#### [The request]
Of the lines below, count those containing the word "федерального". Reply with the number alone.

━━━ Provided entries

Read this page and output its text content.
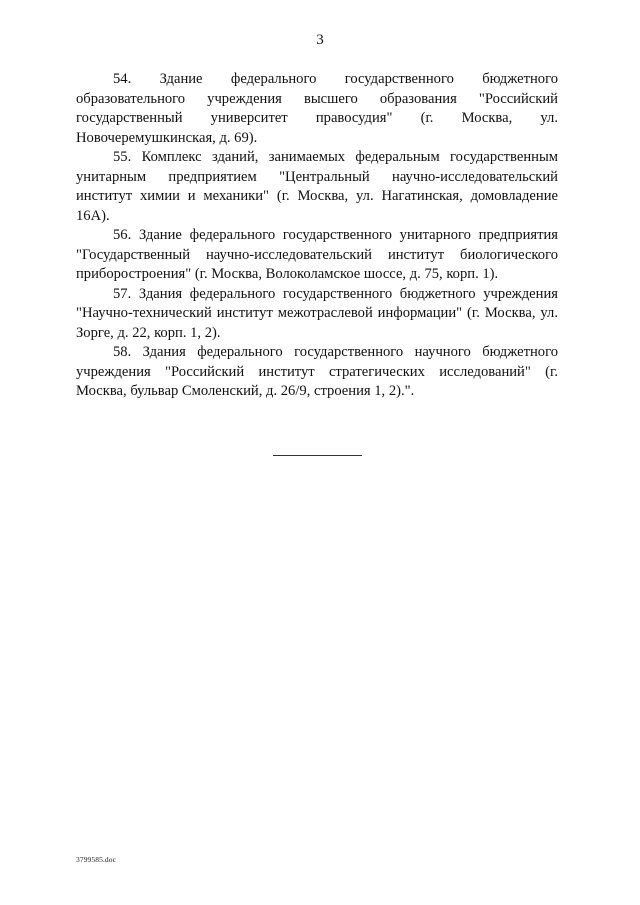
3

54. Здание федерального государственного бюджетного образовательного учреждения высшего образования "Российский государственный университет правосудия" (г. Москва, ул. Новочеремушкинская, д. 69).

55. Комплекс зданий, занимаемых федеральным государственным унитарным предприятием "Центральный научно-исследовательский институт химии и механики" (г. Москва, ул. Нагатинская, домовладение 16А).

56. Здание федерального государственного унитарного предприятия "Государственный научно-исследовательский институт биологического приборостроения" (г. Москва, Волоколамское шоссе, д. 75, корп. 1).

57. Здания федерального государственного бюджетного учреждения "Научно-технический институт межотраслевой информации" (г. Москва, ул. Зорге, д. 22, корп. 1, 2).

58. Здания федерального государственного научного бюджетного учреждения "Российский институт стратегических исследований" (г. Москва, бульвар Смоленский, д. 26/9, строения 1, 2).".

3799585.doc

━━━━━━

#### [Output of the exercise]
4